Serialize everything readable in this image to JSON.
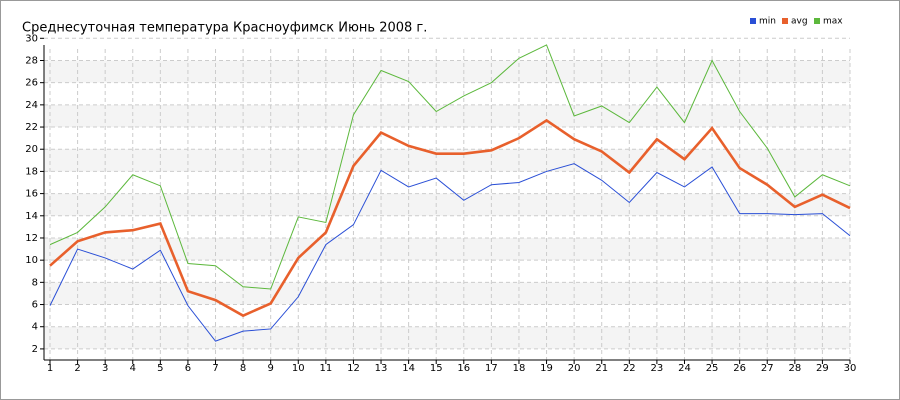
{
  "chart_data": {
    "type": "line",
    "title": "Среднесуточная температура Красноуфимск  Июнь 2008 г.",
    "x": [
      1,
      2,
      3,
      4,
      5,
      6,
      7,
      8,
      9,
      10,
      11,
      12,
      13,
      14,
      15,
      16,
      17,
      18,
      19,
      20,
      21,
      22,
      23,
      24,
      25,
      26,
      27,
      28,
      29,
      30
    ],
    "xlim": [
      1,
      30
    ],
    "xticks": [
      1,
      2,
      3,
      4,
      5,
      6,
      7,
      8,
      9,
      10,
      11,
      12,
      13,
      14,
      15,
      16,
      17,
      18,
      19,
      20,
      21,
      22,
      23,
      24,
      25,
      26,
      27,
      28,
      29,
      30
    ],
    "ylim": [
      1,
      30
    ],
    "yticks": [
      2,
      4,
      6,
      8,
      10,
      12,
      14,
      16,
      18,
      20,
      22,
      24,
      26,
      28,
      30
    ],
    "grid": true,
    "legend": "top-right",
    "series": [
      {
        "name": "min",
        "color": "#2a4fd6",
        "values": [
          5.9,
          11.0,
          10.2,
          9.2,
          10.9,
          5.9,
          2.7,
          3.6,
          3.8,
          6.7,
          11.4,
          13.2,
          18.1,
          16.6,
          17.4,
          15.4,
          16.8,
          17.0,
          18.0,
          18.7,
          17.2,
          15.2,
          17.9,
          16.6,
          18.4,
          14.2,
          14.2,
          14.1,
          14.2,
          12.2
        ]
      },
      {
        "name": "avg",
        "color": "#e8602c",
        "values": [
          9.5,
          11.7,
          12.5,
          12.7,
          13.3,
          7.2,
          6.4,
          5.0,
          6.1,
          10.2,
          12.5,
          18.5,
          21.5,
          20.3,
          19.6,
          19.6,
          19.9,
          21.0,
          22.6,
          20.9,
          19.8,
          17.9,
          20.9,
          19.1,
          21.9,
          18.3,
          16.8,
          14.8,
          15.9,
          14.7
        ]
      },
      {
        "name": "max",
        "color": "#5cb83c",
        "values": [
          11.4,
          12.5,
          14.8,
          17.7,
          16.7,
          9.7,
          9.5,
          7.6,
          7.4,
          13.9,
          13.4,
          23.1,
          27.1,
          26.1,
          23.4,
          24.8,
          26.0,
          28.2,
          29.4,
          23.0,
          23.9,
          22.4,
          25.6,
          22.4,
          28.0,
          23.4,
          20.1,
          15.7,
          17.7,
          16.7
        ]
      }
    ]
  }
}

....................

• _Written instruction_
In the listing, find every line containing the word "color" and list it.

• _Response to the task_
        "color": "#2a4fd6",
        "color": "#e8602c",
        "color": "#5cb83c",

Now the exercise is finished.